_Provided entries:_
━━━━━━━━━━
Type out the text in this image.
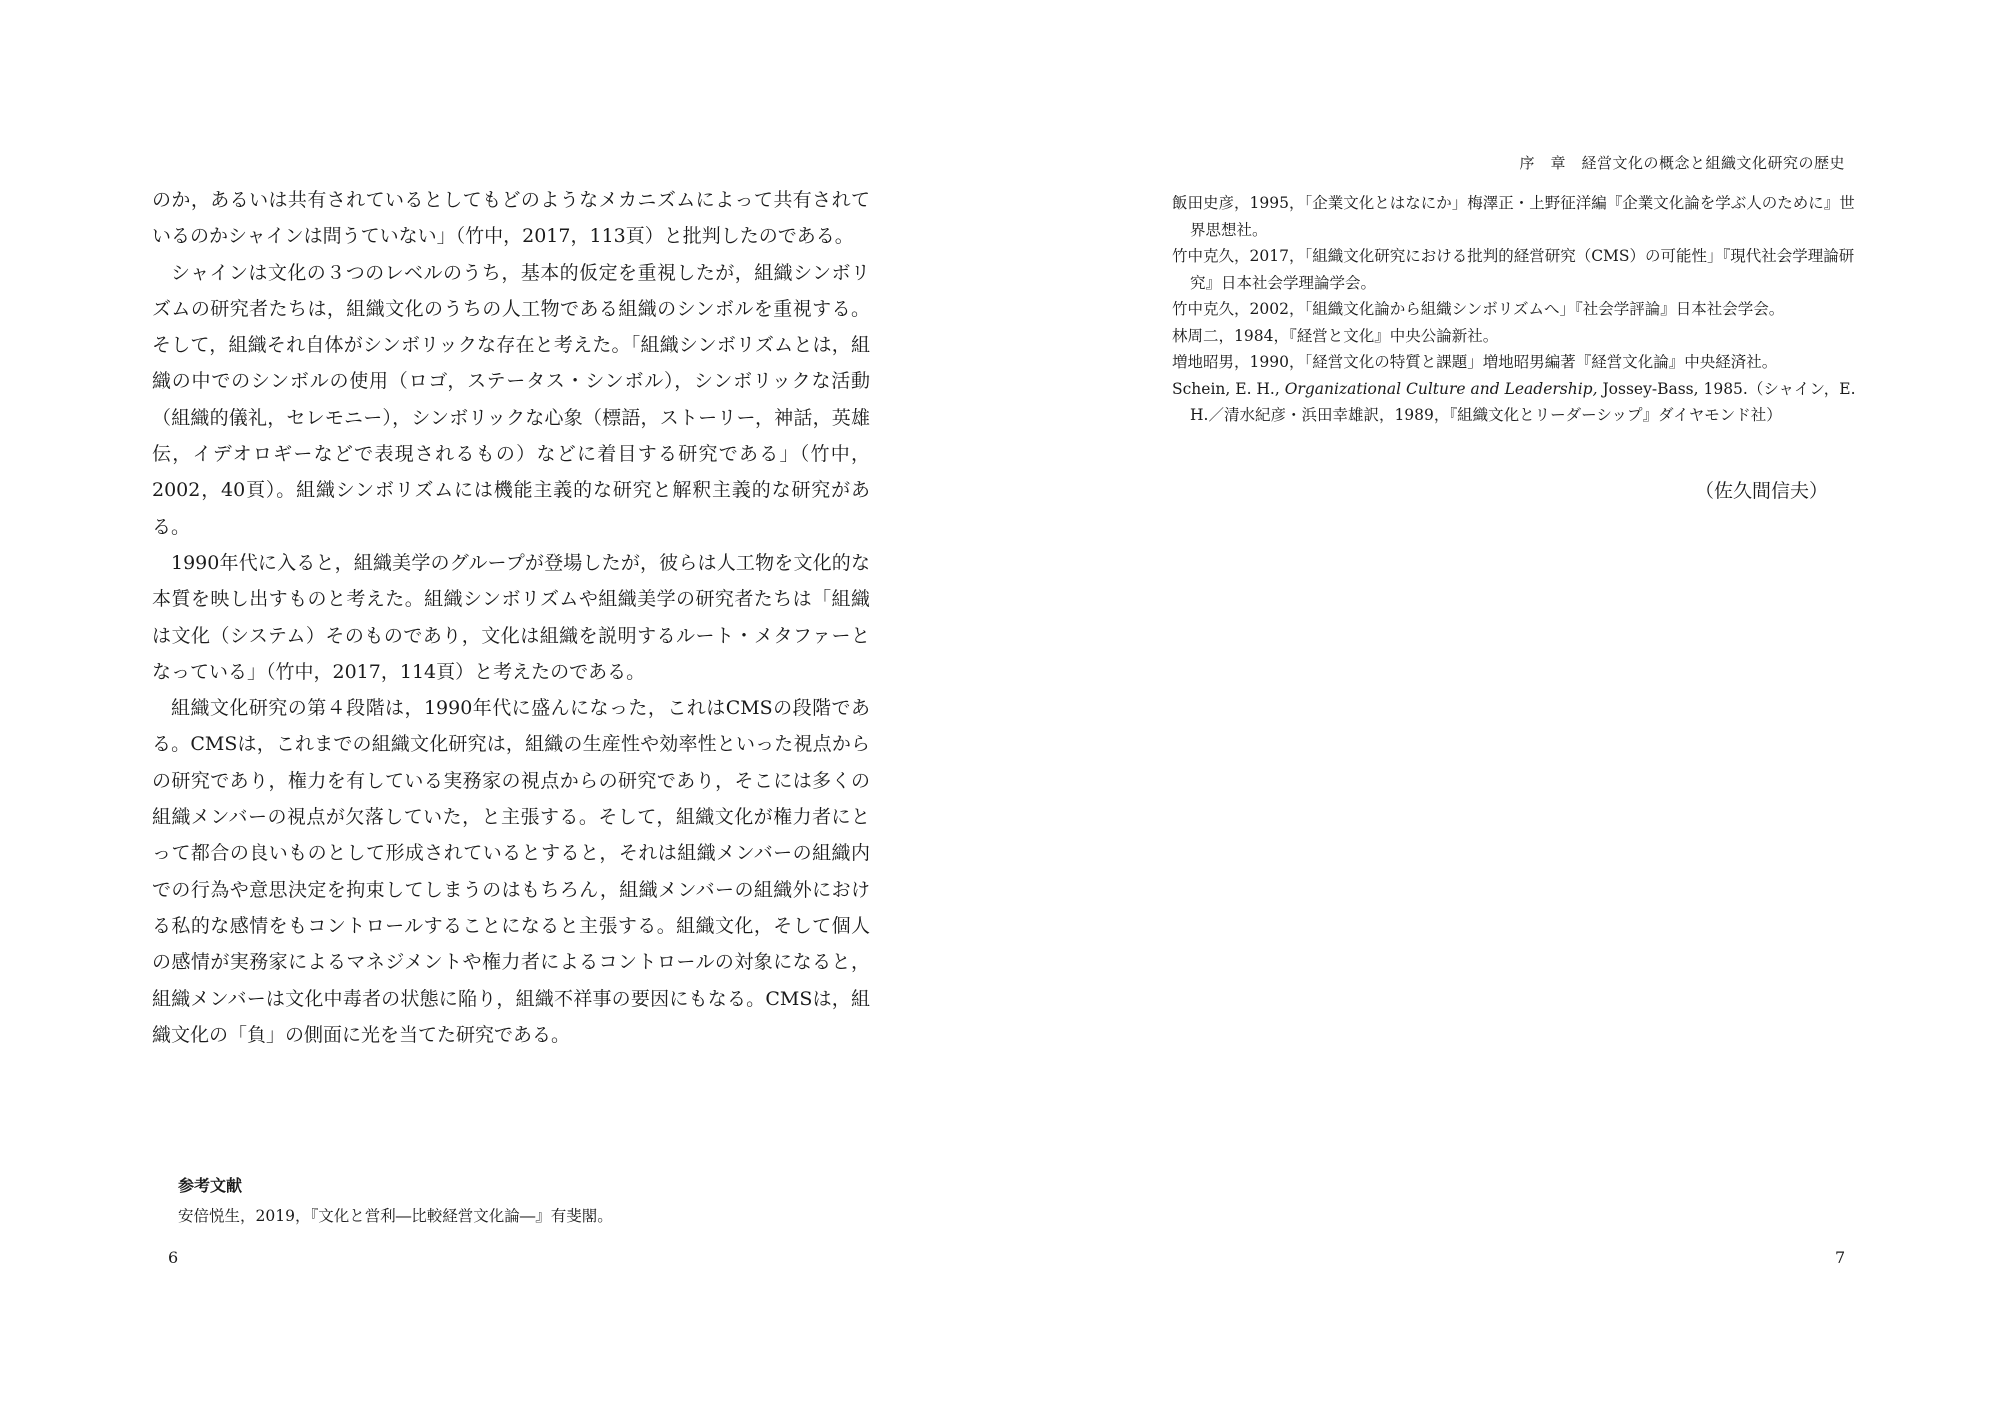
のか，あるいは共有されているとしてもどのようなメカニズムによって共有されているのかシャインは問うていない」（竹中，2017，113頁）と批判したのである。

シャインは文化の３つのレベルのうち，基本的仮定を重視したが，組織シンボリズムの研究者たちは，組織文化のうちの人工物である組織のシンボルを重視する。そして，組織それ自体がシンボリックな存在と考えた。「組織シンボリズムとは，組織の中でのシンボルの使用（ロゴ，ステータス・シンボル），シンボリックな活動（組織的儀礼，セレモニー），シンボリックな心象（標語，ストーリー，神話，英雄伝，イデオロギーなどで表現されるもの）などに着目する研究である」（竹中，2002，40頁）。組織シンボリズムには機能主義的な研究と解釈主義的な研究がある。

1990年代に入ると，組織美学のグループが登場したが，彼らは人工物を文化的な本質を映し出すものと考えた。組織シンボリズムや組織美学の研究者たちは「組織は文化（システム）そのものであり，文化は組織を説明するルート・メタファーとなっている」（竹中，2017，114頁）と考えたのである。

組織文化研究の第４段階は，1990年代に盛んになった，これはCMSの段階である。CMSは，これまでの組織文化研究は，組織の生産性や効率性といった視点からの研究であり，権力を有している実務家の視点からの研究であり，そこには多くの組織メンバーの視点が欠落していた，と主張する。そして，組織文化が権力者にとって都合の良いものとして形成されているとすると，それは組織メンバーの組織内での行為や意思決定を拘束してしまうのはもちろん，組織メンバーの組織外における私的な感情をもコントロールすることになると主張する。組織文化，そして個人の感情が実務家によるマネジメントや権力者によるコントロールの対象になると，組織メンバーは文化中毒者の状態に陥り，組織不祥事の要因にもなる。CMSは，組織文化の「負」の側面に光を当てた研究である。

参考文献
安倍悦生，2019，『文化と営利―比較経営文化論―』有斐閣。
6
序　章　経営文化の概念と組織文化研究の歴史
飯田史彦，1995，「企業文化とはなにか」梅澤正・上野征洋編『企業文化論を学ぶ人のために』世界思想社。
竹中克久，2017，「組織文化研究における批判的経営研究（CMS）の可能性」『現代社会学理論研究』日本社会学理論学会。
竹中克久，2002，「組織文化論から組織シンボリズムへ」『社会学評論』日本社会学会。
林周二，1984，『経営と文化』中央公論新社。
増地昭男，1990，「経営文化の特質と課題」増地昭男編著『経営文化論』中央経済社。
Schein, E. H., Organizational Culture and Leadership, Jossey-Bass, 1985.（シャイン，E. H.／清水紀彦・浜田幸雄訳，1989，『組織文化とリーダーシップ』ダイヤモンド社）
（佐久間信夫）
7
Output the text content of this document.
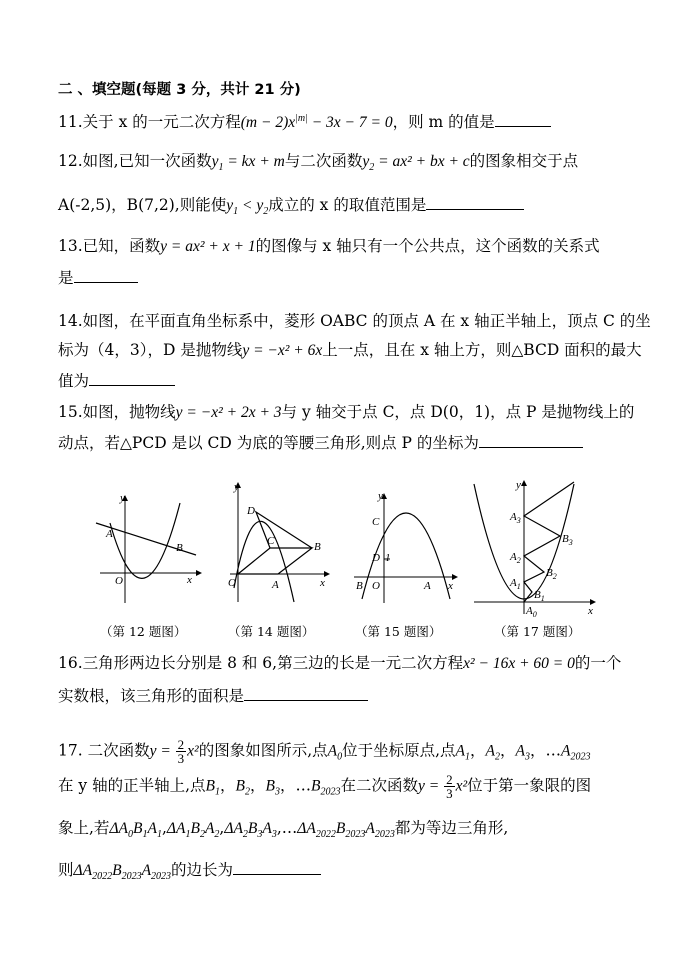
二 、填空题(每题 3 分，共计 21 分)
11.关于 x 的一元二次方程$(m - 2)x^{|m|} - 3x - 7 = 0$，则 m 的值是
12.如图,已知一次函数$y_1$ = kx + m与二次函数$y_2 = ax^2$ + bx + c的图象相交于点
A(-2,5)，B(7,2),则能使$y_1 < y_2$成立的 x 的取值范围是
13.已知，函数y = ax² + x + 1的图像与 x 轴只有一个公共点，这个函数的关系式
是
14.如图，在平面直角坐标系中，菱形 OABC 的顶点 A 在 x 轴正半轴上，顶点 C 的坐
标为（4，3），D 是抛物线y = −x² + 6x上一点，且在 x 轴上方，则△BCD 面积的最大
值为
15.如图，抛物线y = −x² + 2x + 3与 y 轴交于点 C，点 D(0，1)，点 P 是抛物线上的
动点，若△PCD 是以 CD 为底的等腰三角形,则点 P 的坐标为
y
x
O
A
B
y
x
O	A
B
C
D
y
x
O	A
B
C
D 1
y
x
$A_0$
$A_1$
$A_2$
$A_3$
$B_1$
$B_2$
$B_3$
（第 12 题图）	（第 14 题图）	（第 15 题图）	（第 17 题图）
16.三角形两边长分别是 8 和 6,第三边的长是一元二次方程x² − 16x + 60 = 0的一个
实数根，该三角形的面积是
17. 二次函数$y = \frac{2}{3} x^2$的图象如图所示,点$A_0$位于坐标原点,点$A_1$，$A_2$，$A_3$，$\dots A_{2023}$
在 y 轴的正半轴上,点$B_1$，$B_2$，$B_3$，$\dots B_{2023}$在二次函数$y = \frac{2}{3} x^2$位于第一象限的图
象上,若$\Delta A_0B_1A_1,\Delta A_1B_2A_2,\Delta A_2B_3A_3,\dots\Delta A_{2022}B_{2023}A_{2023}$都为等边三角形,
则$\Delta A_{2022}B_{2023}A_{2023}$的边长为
━━━━━━━━━━
_Work to do:_ Print all of the records shown above exactly, leaving out each picture.

_Worked answer:_
Type out the text in this image.
のか，あるいは共有されているとしてもどのようなメカニズムによって共有されているのかシャインは問うていない」（竹中，2017，113頁）と批判したのである。

シャインは文化の３つのレベルのうち，基本的仮定を重視したが，組織シンボリズムの研究者たちは，組織文化のうちの人工物である組織のシンボルを重視する。そして，組織それ自体がシンボリックな存在と考えた。「組織シンボリズムとは，組織の中でのシンボルの使用（ロゴ，ステータス・シンボル），シンボリックな活動（組織的儀礼，セレモニー），シンボリックな心象（標語，ストーリー，神話，英雄伝，イデオロギーなどで表現されるもの）などに着目する研究である」（竹中，2002，40頁）。組織シンボリズムには機能主義的な研究と解釈主義的な研究がある。

1990年代に入ると，組織美学のグループが登場したが，彼らは人工物を文化的な本質を映し出すものと考えた。組織シンボリズムや組織美学の研究者たちは「組織は文化（システム）そのものであり，文化は組織を説明するルート・メタファーとなっている」（竹中，2017，114頁）と考えたのである。

組織文化研究の第４段階は，1990年代に盛んになった，これはCMSの段階である。CMSは，これまでの組織文化研究は，組織の生産性や効率性といった視点からの研究であり，権力を有している実務家の視点からの研究であり，そこには多くの組織メンバーの視点が欠落していた，と主張する。そして，組織文化が権力者にとって都合の良いものとして形成されているとすると，それは組織メンバーの組織内での行為や意思決定を拘束してしまうのはもちろん，組織メンバーの組織外における私的な感情をもコントロールすることになると主張する。組織文化，そして個人の感情が実務家によるマネジメントや権力者によるコントロールの対象になると，組織メンバーは文化中毒者の状態に陥り，組織不祥事の要因にもなる。CMSは，組織文化の「負」の側面に光を当てた研究である。

参考文献
安倍悦生，2019，『文化と営利―比較経営文化論―』有斐閣。
6
序　章　経営文化の概念と組織文化研究の歴史
飯田史彦，1995，「企業文化とはなにか」梅澤正・上野征洋編『企業文化論を学ぶ人のために』世界思想社。
竹中克久，2017，「組織文化研究における批判的経営研究（CMS）の可能性」『現代社会学理論研究』日本社会学理論学会。
竹中克久，2002，「組織文化論から組織シンボリズムへ」『社会学評論』日本社会学会。
林周二，1984，『経営と文化』中央公論新社。
増地昭男，1990，「経営文化の特質と課題」増地昭男編著『経営文化論』中央経済社。
Schein, E. H., Organizational Culture and Leadership, Jossey-Bass, 1985.（シャイン，E. H.／清水紀彦・浜田幸雄訳，1989，『組織文化とリーダーシップ』ダイヤモンド社）
（佐久間信夫）
7
Output the text content of this document.
二 、填空题(每题 3 分，共计 21 分)
11.关于 x 的一元二次方程$(m - 2)x^{|m|} - 3x - 7 = 0$，则 m 的值是
12.如图,已知一次函数$y_1$ = kx + m与二次函数$y_2 = ax^2$ + bx + c的图象相交于点
A(-2,5)，B(7,2),则能使$y_1 < y_2$成立的 x 的取值范围是
13.已知，函数y = ax² + x + 1的图像与 x 轴只有一个公共点，这个函数的关系式
是
14.如图，在平面直角坐标系中，菱形 OABC 的顶点 A 在 x 轴正半轴上，顶点 C 的坐
标为（4，3），D 是抛物线y = −x² + 6x上一点，且在 x 轴上方，则△BCD 面积的最大
值为
15.如图，抛物线y = −x² + 2x + 3与 y 轴交于点 C，点 D(0，1)，点 P 是抛物线上的
动点，若△PCD 是以 CD 为底的等腰三角形,则点 P 的坐标为
y
x
O
A
B
y
x
O	A
B
C
D
y
x
O	A
B
C
D 1
y
x
$A_0$
$A_1$
$A_2$
$A_3$
$B_1$
$B_2$
$B_3$
（第 12 题图）	（第 14 题图）	（第 15 题图）	（第 17 题图）
16.三角形两边长分别是 8 和 6,第三边的长是一元二次方程x² − 16x + 60 = 0的一个
实数根，该三角形的面积是
17. 二次函数$y = \frac{2}{3} x^2$的图象如图所示,点$A_0$位于坐标原点,点$A_1$，$A_2$，$A_3$，$\dots A_{2023}$
在 y 轴的正半轴上,点$B_1$，$B_2$，$B_3$，$\dots B_{2023}$在二次函数$y = \frac{2}{3} x^2$位于第一象限的图
象上,若$\Delta A_0B_1A_1,\Delta A_1B_2A_2,\Delta A_2B_3A_3,\dots\Delta A_{2022}B_{2023}A_{2023}$都为等边三角形,
则$\Delta A_{2022}B_{2023}A_{2023}$的边长为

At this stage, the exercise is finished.